→ **Set problem**
Wherever the string "電帳法規定" appears, copy the whole line.

→ **Entries**
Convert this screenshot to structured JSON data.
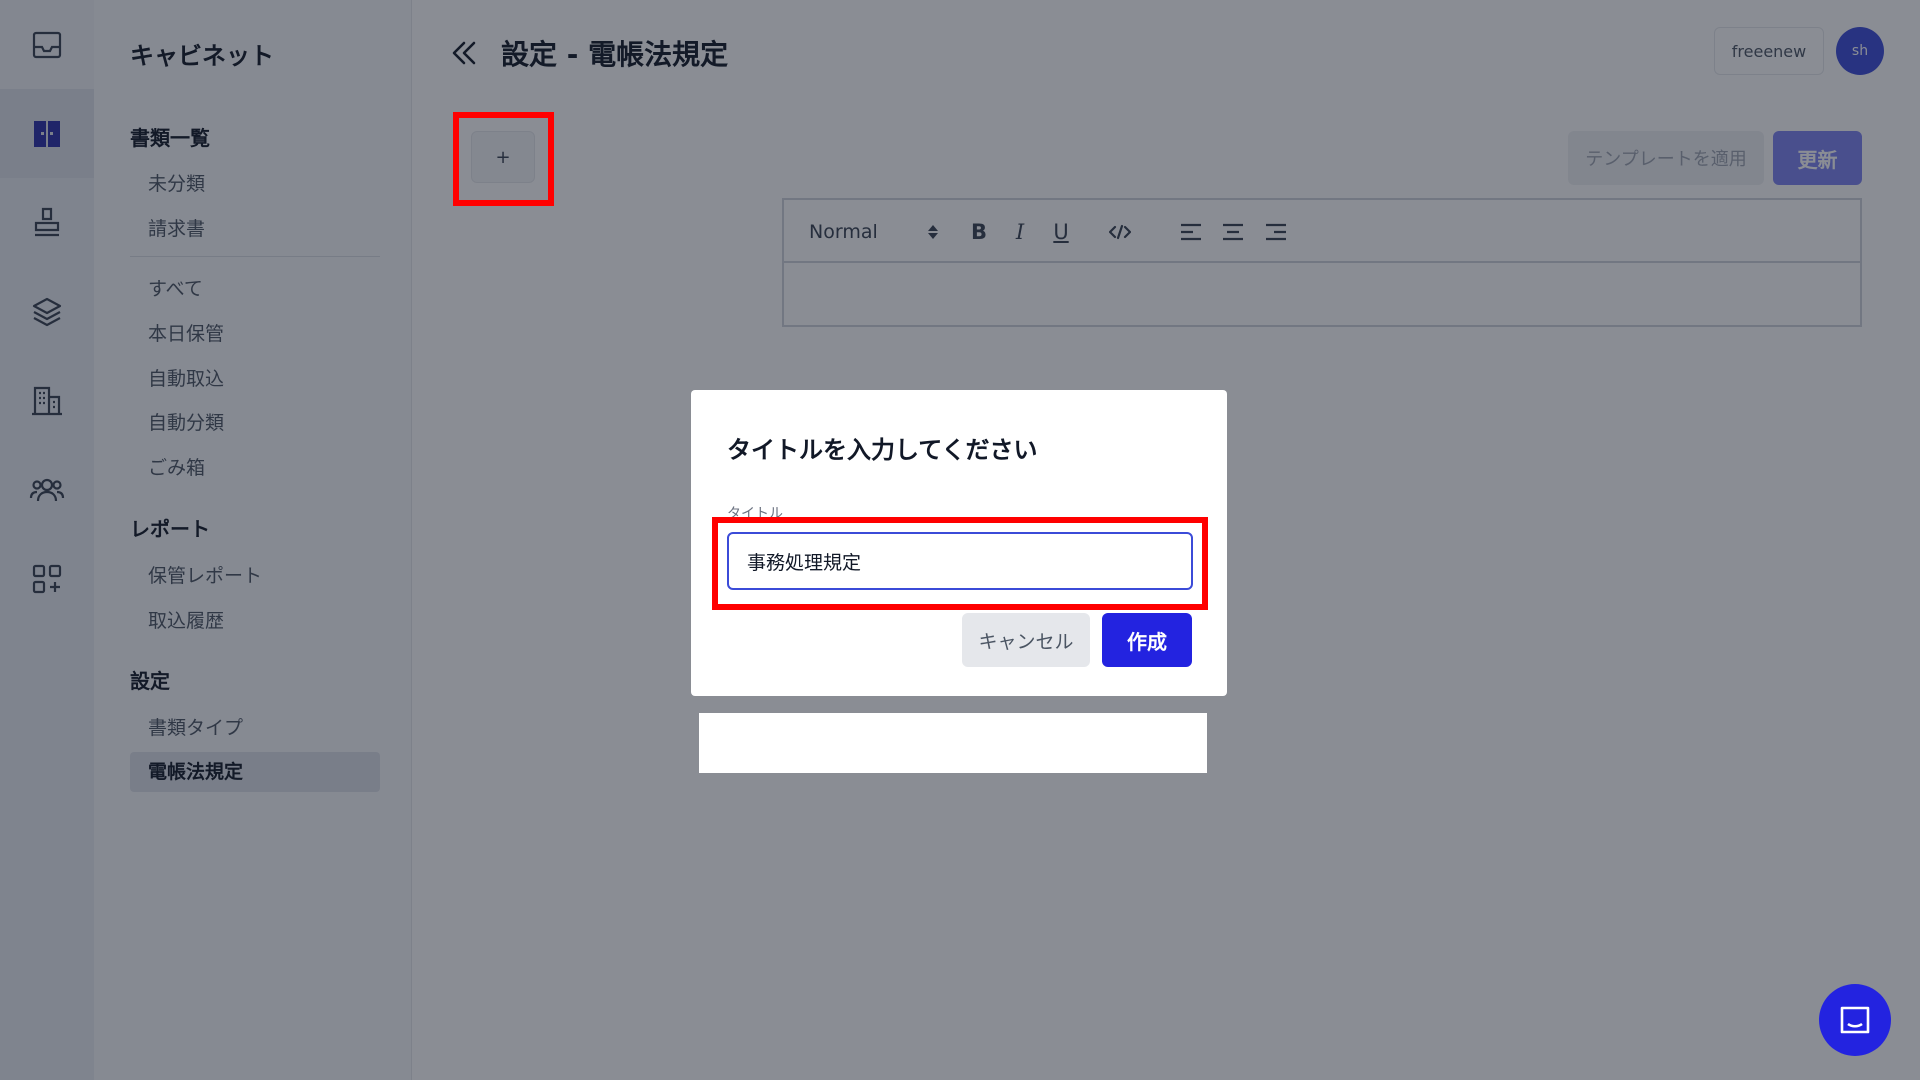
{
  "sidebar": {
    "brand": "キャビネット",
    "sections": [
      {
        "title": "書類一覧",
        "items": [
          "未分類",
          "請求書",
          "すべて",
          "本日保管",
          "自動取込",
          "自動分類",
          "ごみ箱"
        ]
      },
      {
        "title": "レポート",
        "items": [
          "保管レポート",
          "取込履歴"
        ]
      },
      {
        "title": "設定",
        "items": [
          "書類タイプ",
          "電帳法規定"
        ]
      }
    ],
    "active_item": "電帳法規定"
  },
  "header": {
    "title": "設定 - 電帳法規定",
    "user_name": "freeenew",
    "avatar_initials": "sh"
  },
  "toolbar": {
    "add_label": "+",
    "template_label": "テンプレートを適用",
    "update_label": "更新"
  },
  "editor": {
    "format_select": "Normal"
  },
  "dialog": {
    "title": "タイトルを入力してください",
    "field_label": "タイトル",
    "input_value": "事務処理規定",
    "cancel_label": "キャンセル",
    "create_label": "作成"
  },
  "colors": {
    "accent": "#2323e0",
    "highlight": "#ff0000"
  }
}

→ **Response below**
          "電帳法規定"
    "active_item": "電帳法規定"
    "title": "設定 - 電帳法規定",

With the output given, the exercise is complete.